Stated goal —
Reproduce the following material exactly, including every line.

Material for the task —
......
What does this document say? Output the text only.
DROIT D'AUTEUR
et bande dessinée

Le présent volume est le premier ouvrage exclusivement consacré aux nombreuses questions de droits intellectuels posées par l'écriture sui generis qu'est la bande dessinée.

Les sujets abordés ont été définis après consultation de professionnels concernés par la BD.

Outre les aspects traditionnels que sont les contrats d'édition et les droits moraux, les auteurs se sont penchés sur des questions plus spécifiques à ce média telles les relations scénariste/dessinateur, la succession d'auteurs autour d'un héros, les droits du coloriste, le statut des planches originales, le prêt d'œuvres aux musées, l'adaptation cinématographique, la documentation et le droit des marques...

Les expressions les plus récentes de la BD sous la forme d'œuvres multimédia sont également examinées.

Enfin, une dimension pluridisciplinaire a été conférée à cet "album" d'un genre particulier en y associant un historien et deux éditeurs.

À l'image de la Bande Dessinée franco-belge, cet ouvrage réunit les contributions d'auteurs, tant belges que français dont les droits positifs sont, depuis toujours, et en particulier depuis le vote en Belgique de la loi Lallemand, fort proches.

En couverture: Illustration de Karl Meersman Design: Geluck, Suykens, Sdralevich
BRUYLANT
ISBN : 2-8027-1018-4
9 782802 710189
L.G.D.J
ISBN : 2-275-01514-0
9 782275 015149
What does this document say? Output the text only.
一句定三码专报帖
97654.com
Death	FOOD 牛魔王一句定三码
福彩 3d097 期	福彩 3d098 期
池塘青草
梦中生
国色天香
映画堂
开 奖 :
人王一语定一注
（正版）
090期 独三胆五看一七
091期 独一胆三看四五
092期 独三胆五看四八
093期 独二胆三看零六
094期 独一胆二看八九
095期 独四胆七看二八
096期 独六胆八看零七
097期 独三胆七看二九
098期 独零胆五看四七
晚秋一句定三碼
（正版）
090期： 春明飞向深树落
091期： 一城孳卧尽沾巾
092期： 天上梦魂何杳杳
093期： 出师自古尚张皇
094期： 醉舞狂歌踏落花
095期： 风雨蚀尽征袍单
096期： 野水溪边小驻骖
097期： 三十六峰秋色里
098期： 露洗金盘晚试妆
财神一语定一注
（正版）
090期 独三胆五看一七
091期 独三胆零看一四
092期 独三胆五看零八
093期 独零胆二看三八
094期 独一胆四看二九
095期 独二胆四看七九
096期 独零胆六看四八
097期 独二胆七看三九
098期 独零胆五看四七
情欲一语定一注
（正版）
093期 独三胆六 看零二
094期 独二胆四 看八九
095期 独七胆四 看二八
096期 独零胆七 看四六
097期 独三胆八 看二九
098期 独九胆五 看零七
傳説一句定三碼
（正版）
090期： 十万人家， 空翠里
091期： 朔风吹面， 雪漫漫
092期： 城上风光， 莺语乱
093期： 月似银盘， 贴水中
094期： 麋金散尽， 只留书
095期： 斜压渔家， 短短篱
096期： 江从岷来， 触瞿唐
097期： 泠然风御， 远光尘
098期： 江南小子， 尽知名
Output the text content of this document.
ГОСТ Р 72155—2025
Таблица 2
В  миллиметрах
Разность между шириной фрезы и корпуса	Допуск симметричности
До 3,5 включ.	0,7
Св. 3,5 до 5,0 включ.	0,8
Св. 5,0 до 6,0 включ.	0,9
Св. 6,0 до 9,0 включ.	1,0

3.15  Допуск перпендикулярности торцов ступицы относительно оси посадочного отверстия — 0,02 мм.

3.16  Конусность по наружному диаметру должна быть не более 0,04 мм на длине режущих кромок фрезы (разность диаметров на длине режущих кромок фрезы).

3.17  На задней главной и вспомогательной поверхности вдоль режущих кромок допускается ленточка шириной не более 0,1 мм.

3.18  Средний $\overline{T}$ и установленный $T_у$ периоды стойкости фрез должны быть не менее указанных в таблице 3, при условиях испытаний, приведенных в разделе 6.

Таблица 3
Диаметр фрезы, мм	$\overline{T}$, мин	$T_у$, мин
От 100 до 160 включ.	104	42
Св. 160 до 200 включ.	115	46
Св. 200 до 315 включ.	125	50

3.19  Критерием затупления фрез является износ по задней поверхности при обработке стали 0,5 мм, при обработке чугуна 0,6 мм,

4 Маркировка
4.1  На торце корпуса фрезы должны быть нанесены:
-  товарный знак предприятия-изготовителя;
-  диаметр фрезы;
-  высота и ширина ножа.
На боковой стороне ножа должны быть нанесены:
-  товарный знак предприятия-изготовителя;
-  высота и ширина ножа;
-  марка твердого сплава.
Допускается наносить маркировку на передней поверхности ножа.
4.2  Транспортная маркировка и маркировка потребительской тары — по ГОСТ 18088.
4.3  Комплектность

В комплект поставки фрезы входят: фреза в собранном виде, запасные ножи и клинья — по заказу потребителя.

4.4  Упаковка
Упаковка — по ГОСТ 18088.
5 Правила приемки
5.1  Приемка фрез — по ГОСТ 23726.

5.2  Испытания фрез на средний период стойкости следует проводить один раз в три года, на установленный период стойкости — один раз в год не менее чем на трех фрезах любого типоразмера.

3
......
Problem solution —
What does this document say? Output the text only.
DROIT D'AUTEUR
et bande dessinée

Le présent volume est le premier ouvrage exclusivement consacré aux nombreuses questions de droits intellectuels posées par l'écriture sui generis qu'est la bande dessinée.

Les sujets abordés ont été définis après consultation de professionnels concernés par la BD.

Outre les aspects traditionnels que sont les contrats d'édition et les droits moraux, les auteurs se sont penchés sur des questions plus spécifiques à ce média telles les relations scénariste/dessinateur, la succession d'auteurs autour d'un héros, les droits du coloriste, le statut des planches originales, le prêt d'œuvres aux musées, l'adaptation cinématographique, la documentation et le droit des marques...

Les expressions les plus récentes de la BD sous la forme d'œuvres multimédia sont également examinées.

Enfin, une dimension pluridisciplinaire a été conférée à cet "album" d'un genre particulier en y associant un historien et deux éditeurs.

À l'image de la Bande Dessinée franco-belge, cet ouvrage réunit les contributions d'auteurs, tant belges que français dont les droits positifs sont, depuis toujours, et en particulier depuis le vote en Belgique de la loi Lallemand, fort proches.

En couverture: Illustration de Karl Meersman Design: Geluck, Suykens, Sdralevich
BRUYLANT
ISBN : 2-8027-1018-4
9 782802 710189
L.G.D.J
ISBN : 2-275-01514-0
9 782275 015149
What does this document say? Output the text only.
一句定三码专报帖
97654.com
Death	FOOD 牛魔王一句定三码
福彩 3d097 期	福彩 3d098 期
池塘青草
梦中生
国色天香
映画堂
开 奖 :
人王一语定一注
（正版）
090期 独三胆五看一七
091期 独一胆三看四五
092期 独三胆五看四八
093期 独二胆三看零六
094期 独一胆二看八九
095期 独四胆七看二八
096期 独六胆八看零七
097期 独三胆七看二九
098期 独零胆五看四七
晚秋一句定三碼
（正版）
090期： 春明飞向深树落
091期： 一城孳卧尽沾巾
092期： 天上梦魂何杳杳
093期： 出师自古尚张皇
094期： 醉舞狂歌踏落花
095期： 风雨蚀尽征袍单
096期： 野水溪边小驻骖
097期： 三十六峰秋色里
098期： 露洗金盘晚试妆
财神一语定一注
（正版）
090期 独三胆五看一七
091期 独三胆零看一四
092期 独三胆五看零八
093期 独零胆二看三八
094期 独一胆四看二九
095期 独二胆四看七九
096期 独零胆六看四八
097期 独二胆七看三九
098期 独零胆五看四七
情欲一语定一注
（正版）
093期 独三胆六 看零二
094期 独二胆四 看八九
095期 独七胆四 看二八
096期 独零胆七 看四六
097期 独三胆八 看二九
098期 独九胆五 看零七
傳説一句定三碼
（正版）
090期： 十万人家， 空翠里
091期： 朔风吹面， 雪漫漫
092期： 城上风光， 莺语乱
093期： 月似银盘， 贴水中
094期： 麋金散尽， 只留书
095期： 斜压渔家， 短短篱
096期： 江从岷来， 触瞿唐
097期： 泠然风御， 远光尘
098期： 江南小子， 尽知名
Output the text content of this document.
ГОСТ Р 72155—2025
Таблица 2
В  миллиметрах
Разность между шириной фрезы и корпуса	Допуск симметричности
До 3,5 включ.	0,7
Св. 3,5 до 5,0 включ.	0,8
Св. 5,0 до 6,0 включ.	0,9
Св. 6,0 до 9,0 включ.	1,0

3.15  Допуск перпендикулярности торцов ступицы относительно оси посадочного отверстия — 0,02 мм.

3.16  Конусность по наружному диаметру должна быть не более 0,04 мм на длине режущих кромок фрезы (разность диаметров на длине режущих кромок фрезы).

3.17  На задней главной и вспомогательной поверхности вдоль режущих кромок допускается ленточка шириной не более 0,1 мм.

3.18  Средний $\overline{T}$ и установленный $T_у$ периоды стойкости фрез должны быть не менее указанных в таблице 3, при условиях испытаний, приведенных в разделе 6.

Таблица 3
Диаметр фрезы, мм	$\overline{T}$, мин	$T_у$, мин
От 100 до 160 включ.	104	42
Св. 160 до 200 включ.	115	46
Св. 200 до 315 включ.	125	50

3.19  Критерием затупления фрез является износ по задней поверхности при обработке стали 0,5 мм, при обработке чугуна 0,6 мм,

4 Маркировка
4.1  На торце корпуса фрезы должны быть нанесены:
-  товарный знак предприятия-изготовителя;
-  диаметр фрезы;
-  высота и ширина ножа.
На боковой стороне ножа должны быть нанесены:
-  товарный знак предприятия-изготовителя;
-  высота и ширина ножа;
-  марка твердого сплава.
Допускается наносить маркировку на передней поверхности ножа.
4.2  Транспортная маркировка и маркировка потребительской тары — по ГОСТ 18088.
4.3  Комплектность

В комплект поставки фрезы входят: фреза в собранном виде, запасные ножи и клинья — по заказу потребителя.

4.4  Упаковка
Упаковка — по ГОСТ 18088.
5 Правила приемки
5.1  Приемка фрез — по ГОСТ 23726.

5.2  Испытания фрез на средний период стойкости следует проводить один раз в три года, на установленный период стойкости — один раз в год не менее чем на трех фрезах любого типоразмера.

3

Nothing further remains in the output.